Select all lines in the records that include "bottom".
━━━ Dataset records ━━━
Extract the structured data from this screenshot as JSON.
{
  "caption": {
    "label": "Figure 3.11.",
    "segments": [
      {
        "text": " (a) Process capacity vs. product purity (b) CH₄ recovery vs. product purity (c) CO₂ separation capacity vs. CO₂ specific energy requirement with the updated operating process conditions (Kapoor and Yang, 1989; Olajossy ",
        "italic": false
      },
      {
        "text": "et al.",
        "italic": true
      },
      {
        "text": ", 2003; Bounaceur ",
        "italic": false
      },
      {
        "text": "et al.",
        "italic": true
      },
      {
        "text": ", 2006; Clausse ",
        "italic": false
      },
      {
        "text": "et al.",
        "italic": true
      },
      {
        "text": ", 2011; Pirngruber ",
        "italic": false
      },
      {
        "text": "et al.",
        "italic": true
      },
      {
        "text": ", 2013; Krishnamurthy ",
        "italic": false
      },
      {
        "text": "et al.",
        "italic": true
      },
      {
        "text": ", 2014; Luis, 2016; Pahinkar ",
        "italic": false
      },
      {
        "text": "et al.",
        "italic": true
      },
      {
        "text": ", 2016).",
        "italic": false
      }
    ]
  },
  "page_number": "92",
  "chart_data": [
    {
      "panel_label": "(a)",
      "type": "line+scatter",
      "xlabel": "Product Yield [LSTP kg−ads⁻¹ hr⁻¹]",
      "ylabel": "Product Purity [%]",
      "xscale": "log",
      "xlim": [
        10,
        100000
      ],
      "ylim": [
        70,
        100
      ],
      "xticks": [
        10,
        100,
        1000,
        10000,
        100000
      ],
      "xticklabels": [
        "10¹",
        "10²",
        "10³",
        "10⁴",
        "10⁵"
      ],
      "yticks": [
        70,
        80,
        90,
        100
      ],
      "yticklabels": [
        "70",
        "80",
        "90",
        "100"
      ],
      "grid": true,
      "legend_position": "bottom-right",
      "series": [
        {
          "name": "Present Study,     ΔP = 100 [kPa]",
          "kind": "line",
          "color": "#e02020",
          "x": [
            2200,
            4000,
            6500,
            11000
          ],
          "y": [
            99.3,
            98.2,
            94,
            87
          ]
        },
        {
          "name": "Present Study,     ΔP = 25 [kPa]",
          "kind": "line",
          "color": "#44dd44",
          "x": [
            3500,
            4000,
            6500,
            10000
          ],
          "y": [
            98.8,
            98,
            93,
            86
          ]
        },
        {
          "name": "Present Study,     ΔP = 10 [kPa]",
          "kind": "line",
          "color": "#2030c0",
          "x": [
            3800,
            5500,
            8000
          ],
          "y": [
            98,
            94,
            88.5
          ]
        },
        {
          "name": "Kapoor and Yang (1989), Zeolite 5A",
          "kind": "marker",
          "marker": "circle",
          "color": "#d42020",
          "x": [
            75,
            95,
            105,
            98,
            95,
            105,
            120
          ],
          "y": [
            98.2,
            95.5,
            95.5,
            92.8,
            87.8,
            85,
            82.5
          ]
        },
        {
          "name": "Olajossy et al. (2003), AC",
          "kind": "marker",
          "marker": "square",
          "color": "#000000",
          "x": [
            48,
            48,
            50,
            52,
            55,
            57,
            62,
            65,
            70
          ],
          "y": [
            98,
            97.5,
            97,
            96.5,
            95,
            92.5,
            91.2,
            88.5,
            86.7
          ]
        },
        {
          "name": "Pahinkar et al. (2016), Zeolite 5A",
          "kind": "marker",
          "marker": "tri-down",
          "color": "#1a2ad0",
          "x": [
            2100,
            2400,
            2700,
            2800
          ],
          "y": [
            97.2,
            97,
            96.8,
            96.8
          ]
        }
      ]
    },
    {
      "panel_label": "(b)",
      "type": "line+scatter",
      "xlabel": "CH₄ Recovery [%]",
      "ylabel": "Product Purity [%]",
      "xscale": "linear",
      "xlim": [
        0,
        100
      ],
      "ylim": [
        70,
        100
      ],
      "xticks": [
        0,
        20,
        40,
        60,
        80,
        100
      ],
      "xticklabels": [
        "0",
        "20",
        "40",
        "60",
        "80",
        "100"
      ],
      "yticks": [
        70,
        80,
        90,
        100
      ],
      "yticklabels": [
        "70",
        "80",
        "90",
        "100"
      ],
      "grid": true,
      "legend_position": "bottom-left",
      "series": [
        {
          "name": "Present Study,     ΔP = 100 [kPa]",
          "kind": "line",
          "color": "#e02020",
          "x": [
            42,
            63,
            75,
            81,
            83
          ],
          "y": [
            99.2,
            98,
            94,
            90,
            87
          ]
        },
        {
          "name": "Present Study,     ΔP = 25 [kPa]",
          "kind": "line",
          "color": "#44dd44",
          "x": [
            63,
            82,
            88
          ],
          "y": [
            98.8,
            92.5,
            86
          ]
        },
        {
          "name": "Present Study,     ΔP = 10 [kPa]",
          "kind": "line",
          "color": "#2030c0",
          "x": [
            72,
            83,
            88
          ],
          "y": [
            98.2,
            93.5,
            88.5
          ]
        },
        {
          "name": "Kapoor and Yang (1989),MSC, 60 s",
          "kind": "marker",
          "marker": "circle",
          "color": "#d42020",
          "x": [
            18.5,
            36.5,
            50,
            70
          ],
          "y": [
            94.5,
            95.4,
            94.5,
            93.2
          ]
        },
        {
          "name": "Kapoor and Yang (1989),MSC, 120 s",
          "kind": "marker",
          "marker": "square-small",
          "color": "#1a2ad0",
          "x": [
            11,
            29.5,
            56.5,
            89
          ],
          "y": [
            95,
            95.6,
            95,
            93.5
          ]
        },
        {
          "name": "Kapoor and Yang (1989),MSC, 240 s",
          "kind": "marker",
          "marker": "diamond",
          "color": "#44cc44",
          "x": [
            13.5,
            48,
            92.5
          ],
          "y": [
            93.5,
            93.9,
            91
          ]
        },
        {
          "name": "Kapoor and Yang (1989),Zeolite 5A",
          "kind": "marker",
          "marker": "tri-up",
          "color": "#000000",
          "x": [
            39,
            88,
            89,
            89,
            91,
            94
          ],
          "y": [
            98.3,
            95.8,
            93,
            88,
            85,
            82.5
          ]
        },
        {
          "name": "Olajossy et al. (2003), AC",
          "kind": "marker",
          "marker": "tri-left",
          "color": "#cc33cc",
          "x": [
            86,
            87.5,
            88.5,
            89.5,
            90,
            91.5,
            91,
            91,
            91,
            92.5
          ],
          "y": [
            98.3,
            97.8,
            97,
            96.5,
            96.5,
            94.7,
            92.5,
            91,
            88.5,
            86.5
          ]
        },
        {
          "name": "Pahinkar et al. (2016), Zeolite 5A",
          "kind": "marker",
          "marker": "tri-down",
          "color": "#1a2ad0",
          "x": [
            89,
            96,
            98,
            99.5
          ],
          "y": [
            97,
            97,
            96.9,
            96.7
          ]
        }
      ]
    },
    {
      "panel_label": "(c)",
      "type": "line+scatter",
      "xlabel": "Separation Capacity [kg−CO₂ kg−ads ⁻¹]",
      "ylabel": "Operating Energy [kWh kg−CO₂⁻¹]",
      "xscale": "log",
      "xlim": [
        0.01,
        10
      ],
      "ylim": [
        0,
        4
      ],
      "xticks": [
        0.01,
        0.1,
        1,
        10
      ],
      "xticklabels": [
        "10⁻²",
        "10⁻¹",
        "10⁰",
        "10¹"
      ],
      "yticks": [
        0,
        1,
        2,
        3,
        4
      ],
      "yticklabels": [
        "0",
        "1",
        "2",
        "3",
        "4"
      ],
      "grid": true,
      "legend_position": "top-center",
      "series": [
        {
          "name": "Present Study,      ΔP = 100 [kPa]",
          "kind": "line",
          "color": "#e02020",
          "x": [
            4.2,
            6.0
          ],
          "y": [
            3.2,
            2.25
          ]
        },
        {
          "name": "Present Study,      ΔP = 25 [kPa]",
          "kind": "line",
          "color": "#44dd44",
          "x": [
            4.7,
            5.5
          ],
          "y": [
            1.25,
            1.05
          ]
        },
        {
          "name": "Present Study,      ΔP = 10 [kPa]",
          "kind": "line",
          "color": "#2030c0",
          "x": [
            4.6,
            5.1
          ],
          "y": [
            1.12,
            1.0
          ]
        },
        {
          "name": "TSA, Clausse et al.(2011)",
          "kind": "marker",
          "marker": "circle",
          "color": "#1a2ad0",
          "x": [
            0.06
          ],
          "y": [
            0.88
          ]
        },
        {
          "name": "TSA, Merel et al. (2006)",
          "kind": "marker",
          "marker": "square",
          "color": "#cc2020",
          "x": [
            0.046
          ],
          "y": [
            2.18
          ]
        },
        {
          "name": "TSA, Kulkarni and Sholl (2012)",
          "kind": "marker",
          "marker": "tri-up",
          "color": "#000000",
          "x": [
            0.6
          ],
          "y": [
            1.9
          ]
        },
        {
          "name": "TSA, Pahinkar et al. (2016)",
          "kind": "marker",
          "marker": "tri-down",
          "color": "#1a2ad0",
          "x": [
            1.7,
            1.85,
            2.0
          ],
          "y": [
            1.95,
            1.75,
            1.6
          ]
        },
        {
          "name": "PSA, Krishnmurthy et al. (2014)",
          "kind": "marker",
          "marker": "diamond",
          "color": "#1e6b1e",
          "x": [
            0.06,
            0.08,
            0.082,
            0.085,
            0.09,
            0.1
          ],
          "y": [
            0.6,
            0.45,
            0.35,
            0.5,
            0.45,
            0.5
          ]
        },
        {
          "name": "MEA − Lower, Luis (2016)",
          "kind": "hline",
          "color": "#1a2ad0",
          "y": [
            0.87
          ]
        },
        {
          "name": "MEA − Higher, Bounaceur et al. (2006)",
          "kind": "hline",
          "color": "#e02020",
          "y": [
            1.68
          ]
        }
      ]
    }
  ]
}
━━━
• _Output_
      "legend_position": "bottom-right",
      "legend_position": "bottom-left",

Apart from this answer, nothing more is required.